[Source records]
________________________
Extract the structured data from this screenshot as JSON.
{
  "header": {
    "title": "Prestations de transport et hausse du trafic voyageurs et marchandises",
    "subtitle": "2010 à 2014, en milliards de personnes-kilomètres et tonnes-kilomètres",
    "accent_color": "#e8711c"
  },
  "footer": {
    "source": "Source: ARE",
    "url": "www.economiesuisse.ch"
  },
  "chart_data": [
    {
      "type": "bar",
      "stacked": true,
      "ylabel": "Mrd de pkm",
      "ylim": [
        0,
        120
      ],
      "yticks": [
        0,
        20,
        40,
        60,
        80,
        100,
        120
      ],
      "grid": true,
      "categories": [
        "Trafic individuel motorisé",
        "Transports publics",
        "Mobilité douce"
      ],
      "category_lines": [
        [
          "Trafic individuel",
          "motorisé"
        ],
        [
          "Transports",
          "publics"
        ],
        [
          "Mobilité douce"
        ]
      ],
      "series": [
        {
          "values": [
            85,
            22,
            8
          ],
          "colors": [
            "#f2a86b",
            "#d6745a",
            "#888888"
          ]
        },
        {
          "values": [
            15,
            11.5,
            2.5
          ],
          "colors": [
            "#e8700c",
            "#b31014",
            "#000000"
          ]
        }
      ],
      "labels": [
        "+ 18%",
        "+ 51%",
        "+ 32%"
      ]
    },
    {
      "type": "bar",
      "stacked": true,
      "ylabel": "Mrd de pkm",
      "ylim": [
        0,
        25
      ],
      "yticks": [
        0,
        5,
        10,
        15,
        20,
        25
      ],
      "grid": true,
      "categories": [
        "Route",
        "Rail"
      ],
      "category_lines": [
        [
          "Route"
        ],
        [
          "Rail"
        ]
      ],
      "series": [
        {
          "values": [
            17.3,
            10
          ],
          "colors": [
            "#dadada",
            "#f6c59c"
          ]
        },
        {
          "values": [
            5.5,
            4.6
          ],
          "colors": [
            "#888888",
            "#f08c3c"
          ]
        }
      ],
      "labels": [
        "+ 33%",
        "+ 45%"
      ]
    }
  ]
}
________________________
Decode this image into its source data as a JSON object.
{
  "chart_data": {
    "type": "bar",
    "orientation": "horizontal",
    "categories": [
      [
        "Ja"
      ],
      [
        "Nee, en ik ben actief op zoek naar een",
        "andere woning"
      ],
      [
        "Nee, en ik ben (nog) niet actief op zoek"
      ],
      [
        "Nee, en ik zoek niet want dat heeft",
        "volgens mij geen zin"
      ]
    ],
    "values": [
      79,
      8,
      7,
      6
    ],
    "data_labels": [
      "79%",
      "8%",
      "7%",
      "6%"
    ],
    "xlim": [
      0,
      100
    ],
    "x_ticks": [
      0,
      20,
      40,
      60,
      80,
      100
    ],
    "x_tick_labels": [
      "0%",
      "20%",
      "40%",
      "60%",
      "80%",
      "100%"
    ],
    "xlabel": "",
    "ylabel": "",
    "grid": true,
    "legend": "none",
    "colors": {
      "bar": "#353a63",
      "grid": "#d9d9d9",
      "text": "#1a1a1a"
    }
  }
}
________________________
• _Task statement_: Gather every line from the entries above where the word "this" appears, and copy them.

• _Expected answer_:
Extract the structured data from this screenshot as JSON.
Decode this image into its source data as a JSON object.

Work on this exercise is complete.